### What you need to do
Copy the records below exactly as they appear.

### The data

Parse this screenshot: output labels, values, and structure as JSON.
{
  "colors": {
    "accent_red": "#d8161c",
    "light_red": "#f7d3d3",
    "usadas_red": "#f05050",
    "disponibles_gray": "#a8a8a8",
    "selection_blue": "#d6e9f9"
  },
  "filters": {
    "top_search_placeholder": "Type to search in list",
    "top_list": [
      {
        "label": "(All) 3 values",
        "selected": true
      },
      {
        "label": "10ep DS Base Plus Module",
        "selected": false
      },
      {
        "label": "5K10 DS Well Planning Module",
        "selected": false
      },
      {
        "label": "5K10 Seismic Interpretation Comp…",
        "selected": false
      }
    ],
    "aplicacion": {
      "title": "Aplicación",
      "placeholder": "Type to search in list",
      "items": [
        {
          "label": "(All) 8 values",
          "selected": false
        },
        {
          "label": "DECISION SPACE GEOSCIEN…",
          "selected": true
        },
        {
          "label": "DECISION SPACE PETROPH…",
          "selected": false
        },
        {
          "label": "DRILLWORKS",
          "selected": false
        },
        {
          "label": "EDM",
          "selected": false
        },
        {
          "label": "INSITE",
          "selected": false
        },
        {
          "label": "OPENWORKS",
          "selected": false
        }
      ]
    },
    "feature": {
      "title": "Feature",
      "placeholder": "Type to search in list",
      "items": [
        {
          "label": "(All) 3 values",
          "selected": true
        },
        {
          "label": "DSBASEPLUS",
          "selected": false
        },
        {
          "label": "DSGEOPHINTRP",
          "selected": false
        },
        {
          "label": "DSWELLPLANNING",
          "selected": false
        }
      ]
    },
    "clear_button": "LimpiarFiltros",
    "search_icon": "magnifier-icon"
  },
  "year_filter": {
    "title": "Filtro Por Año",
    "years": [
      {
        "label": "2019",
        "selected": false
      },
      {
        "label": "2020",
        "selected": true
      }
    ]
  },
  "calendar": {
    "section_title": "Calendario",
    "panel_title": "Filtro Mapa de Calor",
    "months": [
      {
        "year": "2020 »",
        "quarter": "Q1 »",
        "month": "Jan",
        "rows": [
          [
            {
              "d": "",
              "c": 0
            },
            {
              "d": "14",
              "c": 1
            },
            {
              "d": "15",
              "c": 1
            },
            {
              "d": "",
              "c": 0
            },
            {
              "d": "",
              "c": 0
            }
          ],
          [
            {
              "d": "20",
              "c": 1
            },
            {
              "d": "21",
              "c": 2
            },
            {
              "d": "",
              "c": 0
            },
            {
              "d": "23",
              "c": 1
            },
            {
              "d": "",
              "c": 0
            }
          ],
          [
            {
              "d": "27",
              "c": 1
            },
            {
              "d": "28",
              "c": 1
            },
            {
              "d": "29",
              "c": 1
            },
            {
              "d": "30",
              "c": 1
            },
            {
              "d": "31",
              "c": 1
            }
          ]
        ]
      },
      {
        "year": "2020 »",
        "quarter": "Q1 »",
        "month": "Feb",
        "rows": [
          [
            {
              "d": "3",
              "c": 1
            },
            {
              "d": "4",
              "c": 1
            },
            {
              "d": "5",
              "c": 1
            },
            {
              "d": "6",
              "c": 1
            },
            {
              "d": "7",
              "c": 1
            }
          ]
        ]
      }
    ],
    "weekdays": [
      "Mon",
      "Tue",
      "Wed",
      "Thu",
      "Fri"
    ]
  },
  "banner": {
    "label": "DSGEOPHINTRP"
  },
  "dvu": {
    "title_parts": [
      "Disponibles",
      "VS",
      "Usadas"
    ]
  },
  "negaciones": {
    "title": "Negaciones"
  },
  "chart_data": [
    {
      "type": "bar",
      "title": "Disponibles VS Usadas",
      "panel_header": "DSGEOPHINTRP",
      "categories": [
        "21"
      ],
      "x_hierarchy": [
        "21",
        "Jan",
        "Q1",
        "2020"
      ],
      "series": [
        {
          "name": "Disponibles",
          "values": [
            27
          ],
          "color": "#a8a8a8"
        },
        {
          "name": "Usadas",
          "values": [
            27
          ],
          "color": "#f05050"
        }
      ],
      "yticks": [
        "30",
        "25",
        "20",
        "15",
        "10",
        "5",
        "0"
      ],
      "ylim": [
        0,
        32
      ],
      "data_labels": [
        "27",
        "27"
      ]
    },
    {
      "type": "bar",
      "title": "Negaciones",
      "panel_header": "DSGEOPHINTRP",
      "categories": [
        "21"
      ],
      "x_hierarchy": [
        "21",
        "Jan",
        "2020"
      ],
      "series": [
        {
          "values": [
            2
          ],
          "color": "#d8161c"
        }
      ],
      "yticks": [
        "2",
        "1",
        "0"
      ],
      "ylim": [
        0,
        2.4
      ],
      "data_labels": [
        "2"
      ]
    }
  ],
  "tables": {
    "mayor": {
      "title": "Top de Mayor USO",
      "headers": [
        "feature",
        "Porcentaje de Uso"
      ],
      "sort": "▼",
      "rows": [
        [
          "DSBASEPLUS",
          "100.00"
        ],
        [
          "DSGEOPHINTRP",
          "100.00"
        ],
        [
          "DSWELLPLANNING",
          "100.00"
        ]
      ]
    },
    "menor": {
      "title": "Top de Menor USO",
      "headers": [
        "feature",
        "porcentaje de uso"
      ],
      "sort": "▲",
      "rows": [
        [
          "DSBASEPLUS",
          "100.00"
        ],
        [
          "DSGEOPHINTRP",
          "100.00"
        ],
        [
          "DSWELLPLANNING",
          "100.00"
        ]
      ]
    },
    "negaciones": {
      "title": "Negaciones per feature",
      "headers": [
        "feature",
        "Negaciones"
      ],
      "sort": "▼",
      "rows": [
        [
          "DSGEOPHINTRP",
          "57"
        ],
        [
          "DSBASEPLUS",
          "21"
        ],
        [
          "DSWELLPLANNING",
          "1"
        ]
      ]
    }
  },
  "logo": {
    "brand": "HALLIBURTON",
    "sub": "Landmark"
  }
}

### In response
Parse this screenshot: output labels, values, and structure as JSON.
{
  "colors": {
    "accent_red": "#d8161c",
    "light_red": "#f7d3d3",
    "usadas_red": "#f05050",
    "disponibles_gray": "#a8a8a8",
    "selection_blue": "#d6e9f9"
  },
  "filters": {
    "top_search_placeholder": "Type to search in list",
    "top_list": [
      {
        "label": "(All) 3 values",
        "selected": true
      },
      {
        "label": "10ep DS Base Plus Module",
        "selected": false
      },
      {
        "label": "5K10 DS Well Planning Module",
        "selected": false
      },
      {
        "label": "5K10 Seismic Interpretation Comp…",
        "selected": false
      }
    ],
    "aplicacion": {
      "title": "Aplicación",
      "placeholder": "Type to search in list",
      "items": [
        {
          "label": "(All) 8 values",
          "selected": false
        },
        {
          "label": "DECISION SPACE GEOSCIEN…",
          "selected": true
        },
        {
          "label": "DECISION SPACE PETROPH…",
          "selected": false
        },
        {
          "label": "DRILLWORKS",
          "selected": false
        },
        {
          "label": "EDM",
          "selected": false
        },
        {
          "label": "INSITE",
          "selected": false
        },
        {
          "label": "OPENWORKS",
          "selected": false
        }
      ]
    },
    "feature": {
      "title": "Feature",
      "placeholder": "Type to search in list",
      "items": [
        {
          "label": "(All) 3 values",
          "selected": true
        },
        {
          "label": "DSBASEPLUS",
          "selected": false
        },
        {
          "label": "DSGEOPHINTRP",
          "selected": false
        },
        {
          "label": "DSWELLPLANNING",
          "selected": false
        }
      ]
    },
    "clear_button": "LimpiarFiltros",
    "search_icon": "magnifier-icon"
  },
  "year_filter": {
    "title": "Filtro Por Año",
    "years": [
      {
        "label": "2019",
        "selected": false
      },
      {
        "label": "2020",
        "selected": true
      }
    ]
  },
  "calendar": {
    "section_title": "Calendario",
    "panel_title": "Filtro Mapa de Calor",
    "months": [
      {
        "year": "2020 »",
        "quarter": "Q1 »",
        "month": "Jan",
        "rows": [
          [
            {
              "d": "",
              "c": 0
            },
            {
              "d": "14",
              "c": 1
            },
            {
              "d": "15",
              "c": 1
            },
            {
              "d": "",
              "c": 0
            },
            {
              "d": "",
              "c": 0
            }
          ],
          [
            {
              "d": "20",
              "c": 1
            },
            {
              "d": "21",
              "c": 2
            },
            {
              "d": "",
              "c": 0
            },
            {
              "d": "23",
              "c": 1
            },
            {
              "d": "",
              "c": 0
            }
          ],
          [
            {
              "d": "27",
              "c": 1
            },
            {
              "d": "28",
              "c": 1
            },
            {
              "d": "29",
              "c": 1
            },
            {
              "d": "30",
              "c": 1
            },
            {
              "d": "31",
              "c": 1
            }
          ]
        ]
      },
      {
        "year": "2020 »",
        "quarter": "Q1 »",
        "month": "Feb",
        "rows": [
          [
            {
              "d": "3",
              "c": 1
            },
            {
              "d": "4",
              "c": 1
            },
            {
              "d": "5",
              "c": 1
            },
            {
              "d": "6",
              "c": 1
            },
            {
              "d": "7",
              "c": 1
            }
          ]
        ]
      }
    ],
    "weekdays": [
      "Mon",
      "Tue",
      "Wed",
      "Thu",
      "Fri"
    ]
  },
  "banner": {
    "label": "DSGEOPHINTRP"
  },
  "dvu": {
    "title_parts": [
      "Disponibles",
      "VS",
      "Usadas"
    ]
  },
  "negaciones": {
    "title": "Negaciones"
  },
  "chart_data": [
    {
      "type": "bar",
      "title": "Disponibles VS Usadas",
      "panel_header": "DSGEOPHINTRP",
      "categories": [
        "21"
      ],
      "x_hierarchy": [
        "21",
        "Jan",
        "Q1",
        "2020"
      ],
      "series": [
        {
          "name": "Disponibles",
          "values": [
            27
          ],
          "color": "#a8a8a8"
        },
        {
          "name": "Usadas",
          "values": [
            27
          ],
          "color": "#f05050"
        }
      ],
      "yticks": [
        "30",
        "25",
        "20",
        "15",
        "10",
        "5",
        "0"
      ],
      "ylim": [
        0,
        32
      ],
      "data_labels": [
        "27",
        "27"
      ]
    },
    {
      "type": "bar",
      "title": "Negaciones",
      "panel_header": "DSGEOPHINTRP",
      "categories": [
        "21"
      ],
      "x_hierarchy": [
        "21",
        "Jan",
        "2020"
      ],
      "series": [
        {
          "values": [
            2
          ],
          "color": "#d8161c"
        }
      ],
      "yticks": [
        "2",
        "1",
        "0"
      ],
      "ylim": [
        0,
        2.4
      ],
      "data_labels": [
        "2"
      ]
    }
  ],
  "tables": {
    "mayor": {
      "title": "Top de Mayor USO",
      "headers": [
        "feature",
        "Porcentaje de Uso"
      ],
      "sort": "▼",
      "rows": [
        [
          "DSBASEPLUS",
          "100.00"
        ],
        [
          "DSGEOPHINTRP",
          "100.00"
        ],
        [
          "DSWELLPLANNING",
          "100.00"
        ]
      ]
    },
    "menor": {
      "title": "Top de Menor USO",
      "headers": [
        "feature",
        "porcentaje de uso"
      ],
      "sort": "▲",
      "rows": [
        [
          "DSBASEPLUS",
          "100.00"
        ],
        [
          "DSGEOPHINTRP",
          "100.00"
        ],
        [
          "DSWELLPLANNING",
          "100.00"
        ]
      ]
    },
    "negaciones": {
      "title": "Negaciones per feature",
      "headers": [
        "feature",
        "Negaciones"
      ],
      "sort": "▼",
      "rows": [
        [
          "DSGEOPHINTRP",
          "57"
        ],
        [
          "DSBASEPLUS",
          "21"
        ],
        [
          "DSWELLPLANNING",
          "1"
        ]
      ]
    }
  },
  "logo": {
    "brand": "HALLIBURTON",
    "sub": "Landmark"
  }
}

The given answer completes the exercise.